**Given instruction:**
Filter the entries below, keeping every line that has the word "upper".

(begin)

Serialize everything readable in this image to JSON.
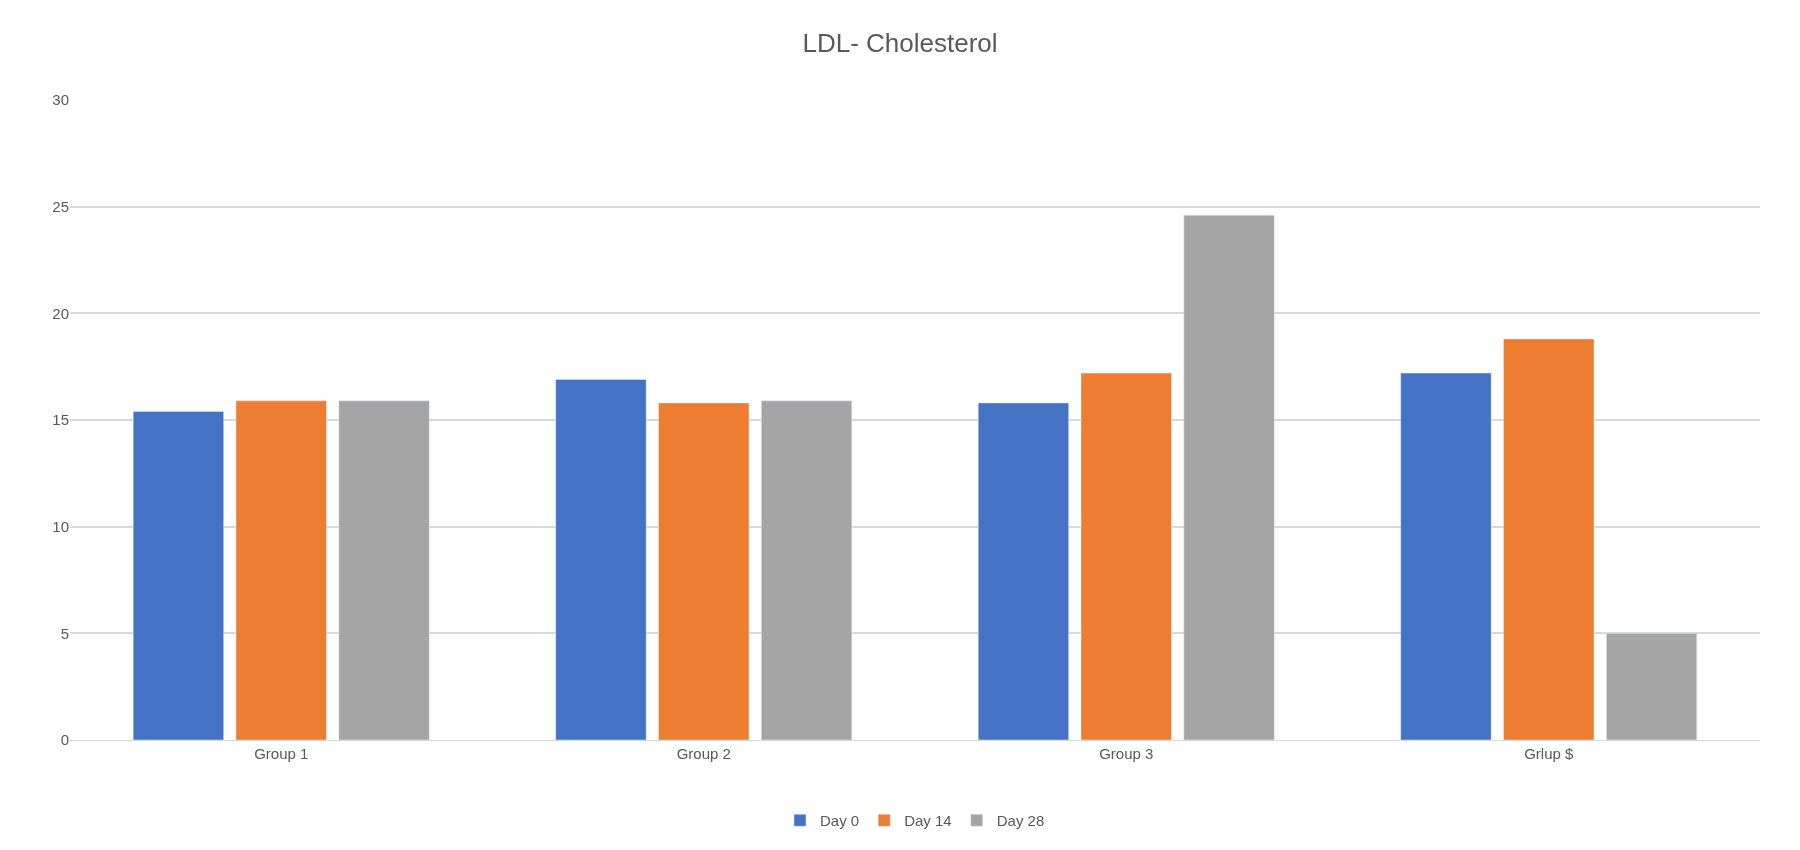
{
  "chart_data": {
    "type": "bar",
    "title": "LDL- Cholesterol",
    "categories": [
      "Group 1",
      "Group 2",
      "Group 3",
      "Grlup $"
    ],
    "series": [
      {
        "name": "Day 0",
        "color": "#4472c4",
        "values": [
          15.4,
          16.9,
          15.8,
          17.2
        ]
      },
      {
        "name": "Day 14",
        "color": "#ed7d31",
        "values": [
          15.9,
          15.8,
          17.2,
          18.8
        ]
      },
      {
        "name": "Day 28",
        "color": "#a5a5a5",
        "values": [
          15.9,
          15.9,
          24.6,
          5.0
        ]
      }
    ],
    "ylim": [
      0,
      30
    ],
    "yticks": [
      0,
      5,
      10,
      15,
      20,
      25,
      30
    ],
    "grid": "y",
    "legend": "bottom"
  }
}
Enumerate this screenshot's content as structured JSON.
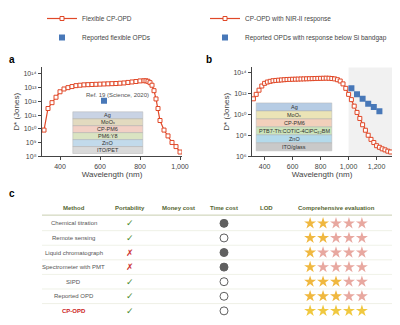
{
  "chart_data": [
    {
      "type": "line",
      "title": "a",
      "x_label": "Wavelength (nm)",
      "y_label": "D* (Jones)",
      "log": "y",
      "xlim": [
        310,
        1010
      ],
      "xticks": [
        400,
        600,
        800,
        {
          "value": 1000,
          "label": "1,000"
        }
      ],
      "ylim": [
        100000000.0,
        300000000000000.0
      ],
      "yticks": [
        {
          "value": 100000000.0,
          "label": "10⁸"
        },
        {
          "value": 1000000000.0,
          "label": "10⁹"
        },
        {
          "value": 10000000000.0,
          "label": "10¹⁰"
        },
        {
          "value": 100000000000.0,
          "label": "10¹¹"
        },
        {
          "value": 1000000000000.0,
          "label": "10¹²"
        },
        {
          "value": 10000000000000.0,
          "label": "10¹³"
        },
        {
          "value": 100000000000000.0,
          "label": "10¹⁴"
        }
      ],
      "grid": false,
      "legend": "upper left",
      "series": [
        {
          "name": "Flexible CP-OPD",
          "type": "line",
          "marker": "square",
          "color": "#e04828",
          "x": [
            320,
            340,
            360,
            380,
            400,
            420,
            440,
            460,
            480,
            500,
            520,
            540,
            560,
            580,
            600,
            620,
            640,
            660,
            680,
            700,
            720,
            740,
            760,
            780,
            800,
            820,
            830,
            840,
            850,
            860,
            870,
            880,
            890,
            900,
            920,
            940,
            960,
            980,
            1000
          ],
          "values": [
            8000000000.0,
            300000000000.0,
            800000000000.0,
            2000000000000.0,
            5000000000000.0,
            8000000000000.0,
            10000000000000.0,
            12000000000000.0,
            14000000000000.0,
            15000000000000.0,
            16000000000000.0,
            16500000000000.0,
            17000000000000.0,
            17500000000000.0,
            18000000000000.0,
            18500000000000.0,
            19000000000000.0,
            19500000000000.0,
            20000000000000.0,
            21000000000000.0,
            22000000000000.0,
            24000000000000.0,
            26000000000000.0,
            28000000000000.0,
            31000000000000.0,
            32000000000000.0,
            31500000000000.0,
            29000000000000.0,
            23000000000000.0,
            15000000000000.0,
            6000000000000.0,
            1500000000000.0,
            300000000000.0,
            40000000000.0,
            8000000000.0,
            3000000000.0,
            1000000000.0,
            500000000.0,
            200000000.0
          ]
        },
        {
          "name": "Reported flexible OPDs",
          "type": "scatter",
          "marker": "square",
          "color": "#4878b8",
          "x": [
            620
          ],
          "values": [
            1100000000000.0
          ]
        }
      ],
      "annotations": [
        {
          "text": "Ref. 19 (Science, 2020)",
          "x": 520,
          "y": 1300000000000.0
        }
      ],
      "layers": [
        {
          "text": "Ag",
          "color": "#c0cce0"
        },
        {
          "text": "MoOₓ",
          "color": "#ddd4b4"
        },
        {
          "text": "CP-PM6",
          "color": "#f0c8bc"
        },
        {
          "text": "PM6:Y8",
          "color": "#d4e0b8"
        },
        {
          "text": "ZnO",
          "color": "#b8d4e8"
        },
        {
          "text": "ITO/PET",
          "color": "#d4d4d4"
        }
      ]
    },
    {
      "type": "line",
      "title": "b",
      "x_label": "Wavelength (nm)",
      "y_label": "D* (Jones)",
      "log": "y",
      "xlim": [
        310,
        1310
      ],
      "xticks": [
        400,
        600,
        800,
        {
          "value": 1000,
          "label": "1,000"
        },
        {
          "value": 1200,
          "label": "1,200"
        }
      ],
      "ylim": [
        1000000.0,
        300000000000000.0
      ],
      "yticks": [
        {
          "value": 1000000.0,
          "label": "10⁶"
        },
        {
          "value": 100000000.0,
          "label": "10⁸"
        },
        {
          "value": 10000000000.0,
          "label": "10¹⁰"
        },
        {
          "value": 1000000000000.0,
          "label": "10¹²"
        },
        {
          "value": 100000000000000.0,
          "label": "10¹⁴"
        }
      ],
      "grid": false,
      "legend": "upper right",
      "shaded_x": [
        1000,
        1310
      ],
      "series": [
        {
          "name": "CP-OPD with NIR-II response",
          "type": "line",
          "marker": "square",
          "color": "#e04828",
          "x": [
            320,
            340,
            360,
            380,
            400,
            420,
            440,
            460,
            480,
            500,
            520,
            540,
            560,
            580,
            600,
            620,
            640,
            660,
            680,
            700,
            720,
            740,
            760,
            780,
            800,
            820,
            840,
            860,
            880,
            900,
            920,
            940,
            960,
            980,
            1000,
            1020,
            1040,
            1060,
            1080,
            1100,
            1120,
            1140,
            1160,
            1180,
            1200,
            1220,
            1240,
            1260,
            1280,
            1300
          ],
          "values": [
            300000000000.0,
            800000000000.0,
            2000000000000.0,
            5000000000000.0,
            9000000000000.0,
            12000000000000.0,
            14000000000000.0,
            16000000000000.0,
            17000000000000.0,
            18000000000000.0,
            19000000000000.0,
            20000000000000.0,
            21000000000000.0,
            21500000000000.0,
            22000000000000.0,
            22500000000000.0,
            23000000000000.0,
            23500000000000.0,
            24000000000000.0,
            24500000000000.0,
            25000000000000.0,
            25500000000000.0,
            26000000000000.0,
            26500000000000.0,
            27000000000000.0,
            27500000000000.0,
            28000000000000.0,
            27500000000000.0,
            26000000000000.0,
            24000000000000.0,
            20000000000000.0,
            15000000000000.0,
            8000000000000.0,
            3000000000000.0,
            800000000000.0,
            250000000000.0,
            60000000000.0,
            15000000000.0,
            4000000000.0,
            1000000000.0,
            300000000.0,
            100000000.0,
            40000000.0,
            20000000.0,
            10000000.0,
            7000000.0,
            5000000.0,
            4000000.0,
            3000000.0,
            2500000.0
          ]
        },
        {
          "name": "Reported OPDs with response below Si bandgap",
          "type": "scatter",
          "marker": "square",
          "color": "#4878b8",
          "x": [
            1020,
            1060,
            1100,
            1140,
            1180,
            1220
          ],
          "values": [
            3000000000000.0,
            800000000000.0,
            300000000000.0,
            100000000000.0,
            50000000000.0,
            20000000000.0
          ]
        }
      ],
      "layers": [
        {
          "text": "Ag",
          "color": "#aac4e0"
        },
        {
          "text": "MoOₓ",
          "color": "#e8e0aa"
        },
        {
          "text": "CP-PM6",
          "color": "#f0c8b0"
        },
        {
          "text": "PTB7-Th:COTIC-4ClPC₈₂BM",
          "color": "#c4e0b0"
        },
        {
          "text": "ZnO",
          "color": "#a8d4e8"
        },
        {
          "text": "ITO/glass",
          "color": "#c0c0c0"
        }
      ]
    },
    {
      "type": "table",
      "title": "c",
      "columns": [
        "Method",
        "Portability",
        "Money cost",
        "Time cost",
        "LOD",
        "Comprehensive evaluation"
      ],
      "check_mark": "✓",
      "cross_mark": "✗",
      "check_color": "#4a8a30",
      "cross_color": "#cc3333",
      "highlight_color": "#cc2222",
      "star_color": "#f0b840",
      "star_empty_color": "#e8a8a0",
      "highlight_star_color": "#f0c840",
      "rows": [
        {
          "method": "Chemical titration",
          "portable": true,
          "time_big": true,
          "stars": 2,
          "highlight": false
        },
        {
          "method": "Remote sensing",
          "portable": true,
          "time_big": false,
          "stars": 2,
          "highlight": false
        },
        {
          "method": "Liquid chromatograph",
          "portable": false,
          "time_big": true,
          "stars": 1,
          "highlight": false
        },
        {
          "method": "Spectrometer with PMT",
          "portable": false,
          "time_big": true,
          "stars": 1,
          "highlight": false
        },
        {
          "method": "SIPD",
          "portable": true,
          "time_big": false,
          "stars": 3,
          "highlight": false
        },
        {
          "method": "Reported OPD",
          "portable": true,
          "time_big": false,
          "stars": 3,
          "highlight": false
        },
        {
          "method": "CP-OPD",
          "portable": true,
          "time_big": false,
          "stars": 5,
          "highlight": true
        }
      ]
    }
  ]
}
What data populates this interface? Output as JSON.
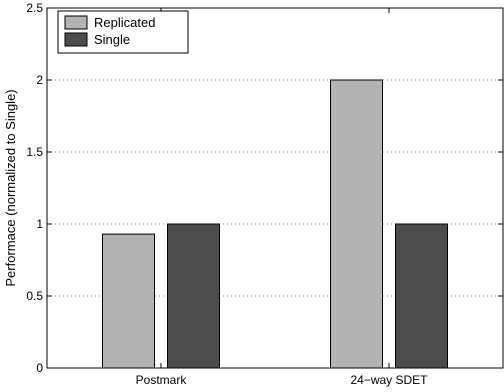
{
  "chart_data": {
    "type": "bar",
    "title": "",
    "xlabel": "",
    "ylabel": "Performace (normalized to Single)",
    "categories": [
      "Postmark",
      "24−way SDET"
    ],
    "series": [
      {
        "name": "Replicated",
        "values": [
          0.93,
          2.0
        ],
        "color": "#b3b3b3"
      },
      {
        "name": "Single",
        "values": [
          1.0,
          1.0
        ],
        "color": "#4d4d4d"
      }
    ],
    "ylim": [
      0,
      2.5
    ],
    "yticks": [
      0,
      0.5,
      1,
      1.5,
      2,
      2.5
    ],
    "ytick_labels": [
      "0",
      "0.5",
      "1",
      "1.5",
      "2",
      "2.5"
    ],
    "grid": "horizontal dotted",
    "legend_position": "top-left"
  }
}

(end)

**Correct result:**
      "legend": "upper left",
      "legend": "upper right",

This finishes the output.